**What the exercise asks:** What is the count of lines that hold the word "issues"? Give only the number.

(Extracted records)

begin

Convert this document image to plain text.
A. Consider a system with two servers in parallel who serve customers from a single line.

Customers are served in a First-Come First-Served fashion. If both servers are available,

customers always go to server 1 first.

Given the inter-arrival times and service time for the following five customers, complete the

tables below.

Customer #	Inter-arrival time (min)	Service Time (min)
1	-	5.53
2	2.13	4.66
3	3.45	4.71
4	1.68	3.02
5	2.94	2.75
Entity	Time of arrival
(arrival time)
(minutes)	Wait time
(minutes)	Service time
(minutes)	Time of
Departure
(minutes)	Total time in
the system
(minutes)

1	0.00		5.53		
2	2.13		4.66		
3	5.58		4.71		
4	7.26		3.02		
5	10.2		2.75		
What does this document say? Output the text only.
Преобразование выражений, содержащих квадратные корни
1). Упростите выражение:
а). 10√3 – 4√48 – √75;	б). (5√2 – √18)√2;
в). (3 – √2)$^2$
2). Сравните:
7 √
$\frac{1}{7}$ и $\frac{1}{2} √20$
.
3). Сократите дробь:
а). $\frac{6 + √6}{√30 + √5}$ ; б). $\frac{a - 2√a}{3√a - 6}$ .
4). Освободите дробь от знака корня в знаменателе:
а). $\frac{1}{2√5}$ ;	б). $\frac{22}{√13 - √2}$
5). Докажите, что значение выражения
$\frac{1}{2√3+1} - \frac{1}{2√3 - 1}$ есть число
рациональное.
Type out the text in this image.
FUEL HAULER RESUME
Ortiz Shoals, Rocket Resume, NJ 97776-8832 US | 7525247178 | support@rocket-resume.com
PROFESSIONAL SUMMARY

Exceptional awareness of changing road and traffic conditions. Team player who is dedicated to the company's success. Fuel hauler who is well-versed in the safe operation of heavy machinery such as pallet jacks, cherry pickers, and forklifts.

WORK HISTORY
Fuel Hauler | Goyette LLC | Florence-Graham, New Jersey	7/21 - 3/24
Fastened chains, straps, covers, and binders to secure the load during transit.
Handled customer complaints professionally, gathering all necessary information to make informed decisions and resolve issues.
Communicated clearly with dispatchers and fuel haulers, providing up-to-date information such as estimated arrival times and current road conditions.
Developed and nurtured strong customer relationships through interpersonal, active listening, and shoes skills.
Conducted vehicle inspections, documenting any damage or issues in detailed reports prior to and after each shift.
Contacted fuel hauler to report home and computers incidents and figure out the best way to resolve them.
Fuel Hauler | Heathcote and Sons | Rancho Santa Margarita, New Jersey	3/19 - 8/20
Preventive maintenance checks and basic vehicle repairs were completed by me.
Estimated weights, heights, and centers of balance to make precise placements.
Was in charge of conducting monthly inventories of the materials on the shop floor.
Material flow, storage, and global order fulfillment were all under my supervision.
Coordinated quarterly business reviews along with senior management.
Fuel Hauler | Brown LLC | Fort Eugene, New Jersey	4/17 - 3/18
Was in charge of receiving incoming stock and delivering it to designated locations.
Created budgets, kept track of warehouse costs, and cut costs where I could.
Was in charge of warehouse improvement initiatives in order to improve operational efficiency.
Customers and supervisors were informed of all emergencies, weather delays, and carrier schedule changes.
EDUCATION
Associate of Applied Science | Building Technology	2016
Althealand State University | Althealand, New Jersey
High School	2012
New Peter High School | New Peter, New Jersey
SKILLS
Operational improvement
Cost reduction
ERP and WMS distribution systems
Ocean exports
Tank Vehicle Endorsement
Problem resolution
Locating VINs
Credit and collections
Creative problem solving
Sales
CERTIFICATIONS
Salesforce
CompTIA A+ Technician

end

**Final answer:** 2